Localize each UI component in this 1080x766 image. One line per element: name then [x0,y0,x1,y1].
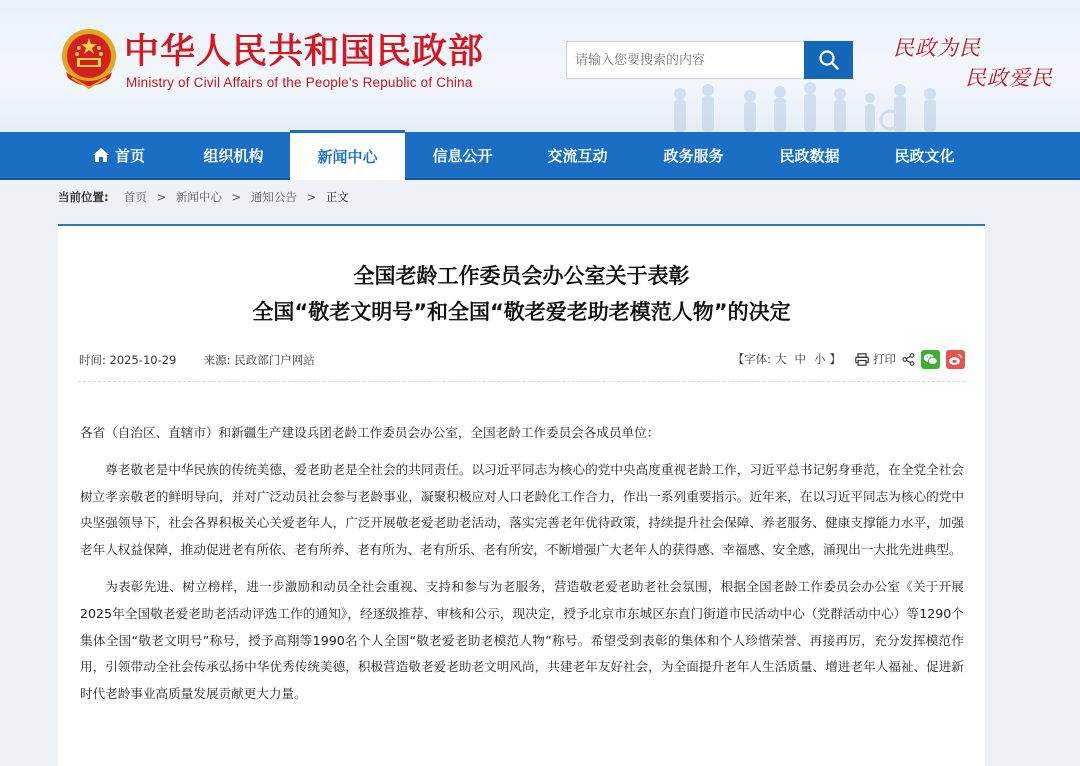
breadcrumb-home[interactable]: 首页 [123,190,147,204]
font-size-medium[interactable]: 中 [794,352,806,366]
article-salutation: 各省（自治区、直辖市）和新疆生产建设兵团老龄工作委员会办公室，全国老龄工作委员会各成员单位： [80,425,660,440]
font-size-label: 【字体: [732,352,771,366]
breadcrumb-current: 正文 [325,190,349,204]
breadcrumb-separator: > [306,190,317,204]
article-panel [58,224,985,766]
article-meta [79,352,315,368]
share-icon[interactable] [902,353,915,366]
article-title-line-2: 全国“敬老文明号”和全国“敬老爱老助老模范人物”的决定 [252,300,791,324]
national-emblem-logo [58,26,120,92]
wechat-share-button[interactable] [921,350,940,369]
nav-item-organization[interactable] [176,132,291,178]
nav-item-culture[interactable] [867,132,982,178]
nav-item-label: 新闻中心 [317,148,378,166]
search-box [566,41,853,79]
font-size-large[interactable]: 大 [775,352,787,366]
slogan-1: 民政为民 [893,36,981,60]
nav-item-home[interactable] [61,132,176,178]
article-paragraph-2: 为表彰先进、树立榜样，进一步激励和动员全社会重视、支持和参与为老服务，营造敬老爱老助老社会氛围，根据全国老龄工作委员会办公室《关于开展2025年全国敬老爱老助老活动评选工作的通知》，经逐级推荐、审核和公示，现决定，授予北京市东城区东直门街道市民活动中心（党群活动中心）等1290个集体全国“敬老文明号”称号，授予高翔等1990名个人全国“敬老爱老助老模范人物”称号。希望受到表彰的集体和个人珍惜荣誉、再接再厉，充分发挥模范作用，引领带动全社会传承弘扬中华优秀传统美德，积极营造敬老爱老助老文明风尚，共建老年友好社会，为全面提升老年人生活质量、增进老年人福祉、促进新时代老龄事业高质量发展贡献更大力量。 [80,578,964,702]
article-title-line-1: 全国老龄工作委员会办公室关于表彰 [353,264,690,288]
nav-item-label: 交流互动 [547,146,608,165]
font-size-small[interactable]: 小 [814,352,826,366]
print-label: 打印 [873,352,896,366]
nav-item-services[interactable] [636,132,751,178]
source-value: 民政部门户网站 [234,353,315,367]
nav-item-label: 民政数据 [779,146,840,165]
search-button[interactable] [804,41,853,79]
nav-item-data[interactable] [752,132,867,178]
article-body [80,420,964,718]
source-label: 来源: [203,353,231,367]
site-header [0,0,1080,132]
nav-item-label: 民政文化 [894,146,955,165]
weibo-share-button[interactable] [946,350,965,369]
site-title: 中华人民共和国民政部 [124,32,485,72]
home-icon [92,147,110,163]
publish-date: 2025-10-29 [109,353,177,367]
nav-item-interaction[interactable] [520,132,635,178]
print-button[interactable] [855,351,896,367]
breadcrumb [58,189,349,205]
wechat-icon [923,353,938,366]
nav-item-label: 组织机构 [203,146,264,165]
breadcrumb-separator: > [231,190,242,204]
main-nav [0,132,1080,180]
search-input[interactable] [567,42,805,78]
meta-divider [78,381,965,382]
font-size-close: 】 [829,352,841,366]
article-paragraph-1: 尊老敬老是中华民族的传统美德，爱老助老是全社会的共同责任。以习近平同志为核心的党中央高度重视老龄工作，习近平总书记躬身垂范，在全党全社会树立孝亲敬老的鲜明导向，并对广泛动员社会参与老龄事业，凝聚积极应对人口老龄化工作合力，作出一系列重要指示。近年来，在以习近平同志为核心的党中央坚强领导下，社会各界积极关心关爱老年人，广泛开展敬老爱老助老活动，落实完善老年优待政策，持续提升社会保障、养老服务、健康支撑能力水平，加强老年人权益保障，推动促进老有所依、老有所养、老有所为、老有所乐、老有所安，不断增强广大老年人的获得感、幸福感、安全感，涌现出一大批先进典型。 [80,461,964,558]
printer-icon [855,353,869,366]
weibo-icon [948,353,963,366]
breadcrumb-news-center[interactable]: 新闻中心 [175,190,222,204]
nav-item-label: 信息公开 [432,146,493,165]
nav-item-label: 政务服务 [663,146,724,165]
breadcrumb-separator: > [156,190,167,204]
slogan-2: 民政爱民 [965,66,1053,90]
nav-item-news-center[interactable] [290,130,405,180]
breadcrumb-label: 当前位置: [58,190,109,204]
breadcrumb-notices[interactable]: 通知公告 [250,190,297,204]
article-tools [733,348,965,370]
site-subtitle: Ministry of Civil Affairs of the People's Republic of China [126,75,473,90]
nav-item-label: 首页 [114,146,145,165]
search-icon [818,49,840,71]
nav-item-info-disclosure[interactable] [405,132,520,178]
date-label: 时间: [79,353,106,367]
-*-
REQUIRED WORK ::
Copy every line above word for word, but leave out the picture.

EXERCISE ANSWER ::
Localize each UI component in this 1080x766 image. One line per element: name then [x0,y0,x1,y1].
breadcrumb-home[interactable]: 首页 [123,190,147,204]
font-size-medium[interactable]: 中 [794,352,806,366]
article-salutation: 各省（自治区、直辖市）和新疆生产建设兵团老龄工作委员会办公室，全国老龄工作委员会各成员单位： [80,425,660,440]
font-size-label: 【字体: [732,352,771,366]
breadcrumb-current: 正文 [325,190,349,204]
breadcrumb-separator: > [306,190,317,204]
article-panel [58,224,985,766]
article-meta [79,352,315,368]
share-icon[interactable] [902,353,915,366]
article-title-line-2: 全国“敬老文明号”和全国“敬老爱老助老模范人物”的决定 [252,300,791,324]
national-emblem-logo [58,26,120,92]
wechat-share-button[interactable] [921,350,940,369]
nav-item-organization[interactable] [176,132,291,178]
nav-item-culture[interactable] [867,132,982,178]
nav-item-label: 新闻中心 [317,148,378,166]
search-box [566,41,853,79]
font-size-large[interactable]: 大 [775,352,787,366]
slogan-1: 民政为民 [893,36,981,60]
nav-item-home[interactable] [61,132,176,178]
article-paragraph-2: 为表彰先进、树立榜样，进一步激励和动员全社会重视、支持和参与为老服务，营造敬老爱老助老社会氛围，根据全国老龄工作委员会办公室《关于开展2025年全国敬老爱老助老活动评选工作的通知》，经逐级推荐、审核和公示，现决定，授予北京市东城区东直门街道市民活动中心（党群活动中心）等1290个集体全国“敬老文明号”称号，授予高翔等1990名个人全国“敬老爱老助老模范人物”称号。希望受到表彰的集体和个人珍惜荣誉、再接再厉，充分发挥模范作用，引领带动全社会传承弘扬中华优秀传统美德，积极营造敬老爱老助老文明风尚，共建老年友好社会，为全面提升老年人生活质量、增进老年人福祉、促进新时代老龄事业高质量发展贡献更大力量。 [80,578,964,702]
article-title-line-1: 全国老龄工作委员会办公室关于表彰 [353,264,690,288]
nav-item-label: 交流互动 [547,146,608,165]
font-size-small[interactable]: 小 [814,352,826,366]
print-label: 打印 [873,352,896,366]
nav-item-services[interactable] [636,132,751,178]
source-value: 民政部门户网站 [234,353,315,367]
nav-item-label: 民政数据 [779,146,840,165]
search-button[interactable] [804,41,853,79]
nav-item-data[interactable] [752,132,867,178]
article-body [80,420,964,718]
source-label: 来源: [203,353,231,367]
site-header [0,0,1080,132]
nav-item-label: 民政文化 [894,146,955,165]
weibo-share-button[interactable] [946,350,965,369]
site-title: 中华人民共和国民政部 [124,32,485,72]
home-icon [92,147,110,163]
publish-date: 2025-10-29 [109,353,177,367]
nav-item-interaction[interactable] [520,132,635,178]
print-button[interactable] [855,351,896,367]
breadcrumb [58,189,349,205]
wechat-icon [923,353,938,366]
nav-item-label: 组织机构 [203,146,264,165]
breadcrumb-separator: > [231,190,242,204]
main-nav [0,132,1080,180]
search-input[interactable] [567,42,805,78]
meta-divider [78,381,965,382]
font-size-close: 】 [829,352,841,366]
article-paragraph-1: 尊老敬老是中华民族的传统美德，爱老助老是全社会的共同责任。以习近平同志为核心的党中央高度重视老龄工作，习近平总书记躬身垂范，在全党全社会树立孝亲敬老的鲜明导向，并对广泛动员社会参与老龄事业，凝聚积极应对人口老龄化工作合力，作出一系列重要指示。近年来，在以习近平同志为核心的党中央坚强领导下，社会各界积极关心关爱老年人，广泛开展敬老爱老助老活动，落实完善老年优待政策，持续提升社会保障、养老服务、健康支撑能力水平，加强老年人权益保障，推动促进老有所依、老有所养、老有所为、老有所乐、老有所安，不断增强广大老年人的获得感、幸福感、安全感，涌现出一大批先进典型。 [80,461,964,558]
printer-icon [855,353,869,366]
weibo-icon [948,353,963,366]
breadcrumb-news-center[interactable]: 新闻中心 [175,190,222,204]
nav-item-label: 信息公开 [432,146,493,165]
nav-item-label: 政务服务 [663,146,724,165]
breadcrumb-separator: > [156,190,167,204]
slogan-2: 民政爱民 [965,66,1053,90]
nav-item-news-center[interactable] [290,130,405,180]
breadcrumb-label: 当前位置: [58,190,109,204]
breadcrumb-notices[interactable]: 通知公告 [250,190,297,204]
article-tools [733,348,965,370]
site-subtitle: Ministry of Civil Affairs of the People's Republic of China [126,75,473,90]
nav-item-label: 首页 [114,146,145,165]
search-icon [818,49,840,71]
nav-item-info-disclosure[interactable] [405,132,520,178]
date-label: 时间: [79,353,106,367]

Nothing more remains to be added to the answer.